Written request:
Reproduce the listing below word for word, with no pictures.

Data extracted from a collection
+++
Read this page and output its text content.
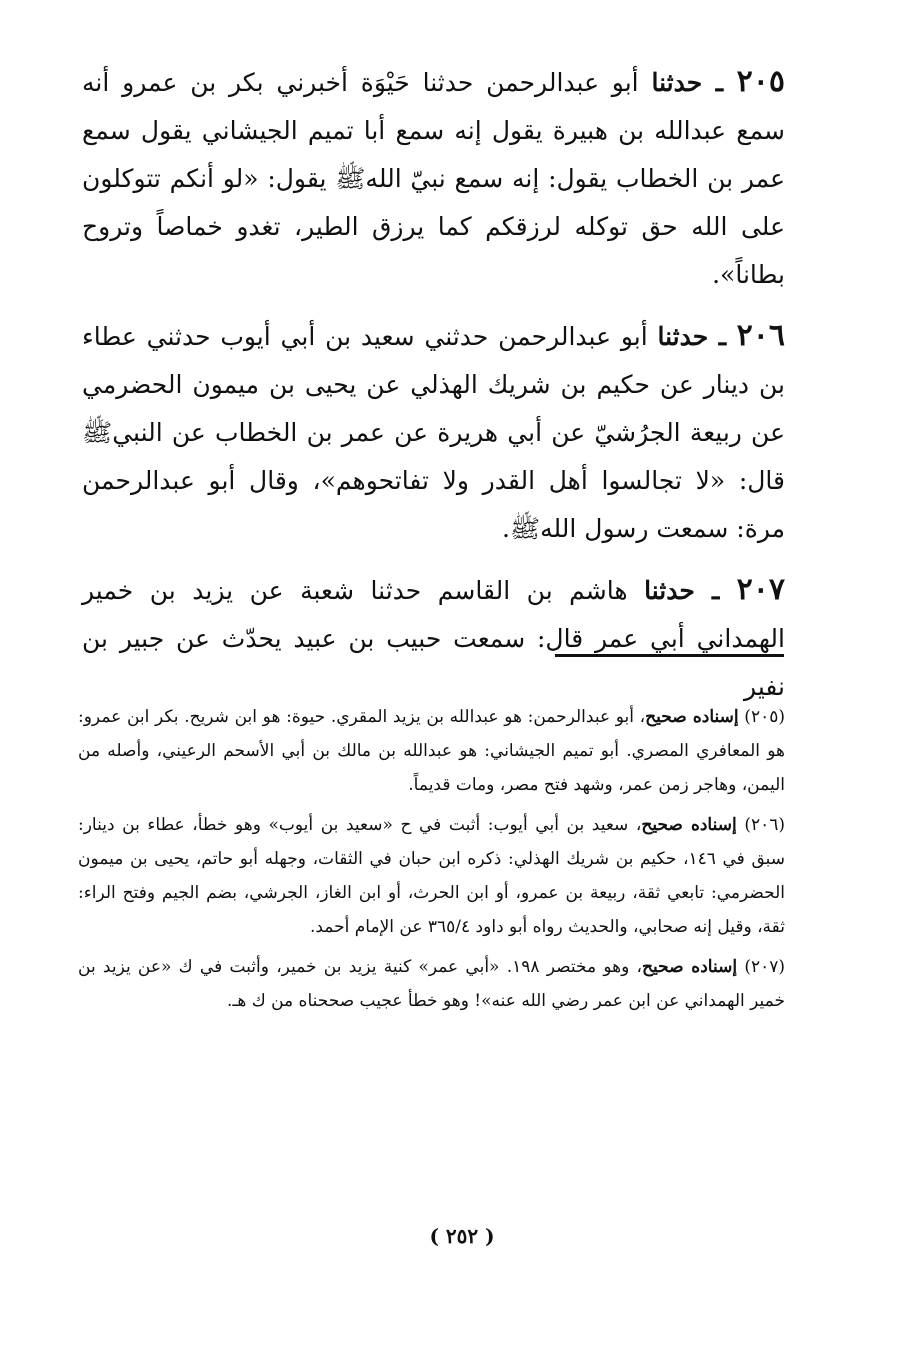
٢٠٥ ـ حدثنا أبو عبدالرحمن حدثنا حَيْوَة أخبرني بكر بن عمرو أنه سمع عبدالله بن هبيرة يقول إنه سمع أبا تميم الجيشاني يقول سمع عمر بن الخطاب يقول: إنه سمع نبيّ اللهﷺ يقول: «لو أنكم تتوكلون على الله حق توكله لرزقكم كما يرزق الطير، تغدو خماصاً وتروح بطاناً».

٢٠٦ ـ حدثنا أبو عبدالرحمن حدثني سعيد بن أبي أيوب حدثني عطاء بن دينار عن حكيم بن شريك الهذلي عن يحيى بن ميمون الحضرمي عن ربيعة الجرُشيّ عن أبي هريرة عن عمر بن الخطاب عن النبيﷺ قال: «لا تجالسوا أهل القدر ولا تفاتحوهم»، وقال أبو عبدالرحمن مرة: سمعت رسول اللهﷺ.

٢٠٧ ـ حدثنا هاشم بن القاسم حدثنا شعبة عن يزيد بن خمير الهمداني أبي عمر قال: سمعت حبيب بن عبيد يحدّث عن جبير بن نفير

(٢٠٥) إسناده صحيح، أبو عبدالرحمن: هو عبدالله بن يزيد المقري. حيوة: هو ابن شريح. بكر ابن عمرو: هو المعافري المصري. أبو تميم الجيشاني: هو عبدالله بن مالك بن أبي الأسحم الرعيني، وأصله من اليمن، وهاجر زمن عمر، وشهد فتح مصر، ومات قديماً.

(٢٠٦) إسناده صحيح، سعيد بن أبي أيوب: أثبت في ح «سعيد بن أيوب» وهو خطأ، عطاء بن دينار: سبق في ١٤٦، حكيم بن شريك الهذلي: ذكره ابن حبان في الثقات، وجهله أبو حاتم، يحيى بن ميمون الحضرمي: تابعي ثقة، ربيعة بن عمرو، أو ابن الحرث، أو ابن الغاز، الجرشي، بضم الجيم وفتح الراء: ثقة، وقيل إنه صحابي، والحديث رواه أبو داود ٣٦٥/٤ عن الإمام أحمد.

(٢٠٧) إسناده صحيح، وهو مختصر ١٩٨. «أبي عمر» كنية يزيد بن خمير، وأثبت في ك «عن يزيد بن خمير الهمداني عن ابن عمر رضي الله عنه»! وهو خطأ عجيب صححناه من ك هـ.

( ٢٥٢ )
+++
Solution to the exercise:
Read this page and output its text content.
٢٠٥ ـ حدثنا أبو عبدالرحمن حدثنا حَيْوَة أخبرني بكر بن عمرو أنه سمع عبدالله بن هبيرة يقول إنه سمع أبا تميم الجيشاني يقول سمع عمر بن الخطاب يقول: إنه سمع نبيّ اللهﷺ يقول: «لو أنكم تتوكلون على الله حق توكله لرزقكم كما يرزق الطير، تغدو خماصاً وتروح بطاناً».

٢٠٦ ـ حدثنا أبو عبدالرحمن حدثني سعيد بن أبي أيوب حدثني عطاء بن دينار عن حكيم بن شريك الهذلي عن يحيى بن ميمون الحضرمي عن ربيعة الجرُشيّ عن أبي هريرة عن عمر بن الخطاب عن النبيﷺ قال: «لا تجالسوا أهل القدر ولا تفاتحوهم»، وقال أبو عبدالرحمن مرة: سمعت رسول اللهﷺ.

٢٠٧ ـ حدثنا هاشم بن القاسم حدثنا شعبة عن يزيد بن خمير الهمداني أبي عمر قال: سمعت حبيب بن عبيد يحدّث عن جبير بن نفير

(٢٠٥) إسناده صحيح، أبو عبدالرحمن: هو عبدالله بن يزيد المقري. حيوة: هو ابن شريح. بكر ابن عمرو: هو المعافري المصري. أبو تميم الجيشاني: هو عبدالله بن مالك بن أبي الأسحم الرعيني، وأصله من اليمن، وهاجر زمن عمر، وشهد فتح مصر، ومات قديماً.

(٢٠٦) إسناده صحيح، سعيد بن أبي أيوب: أثبت في ح «سعيد بن أيوب» وهو خطأ، عطاء بن دينار: سبق في ١٤٦، حكيم بن شريك الهذلي: ذكره ابن حبان في الثقات، وجهله أبو حاتم، يحيى بن ميمون الحضرمي: تابعي ثقة، ربيعة بن عمرو، أو ابن الحرث، أو ابن الغاز، الجرشي، بضم الجيم وفتح الراء: ثقة، وقيل إنه صحابي، والحديث رواه أبو داود ٣٦٥/٤ عن الإمام أحمد.

(٢٠٧) إسناده صحيح، وهو مختصر ١٩٨. «أبي عمر» كنية يزيد بن خمير، وأثبت في ك «عن يزيد بن خمير الهمداني عن ابن عمر رضي الله عنه»! وهو خطأ عجيب صححناه من ك هـ.

( ٢٥٢ )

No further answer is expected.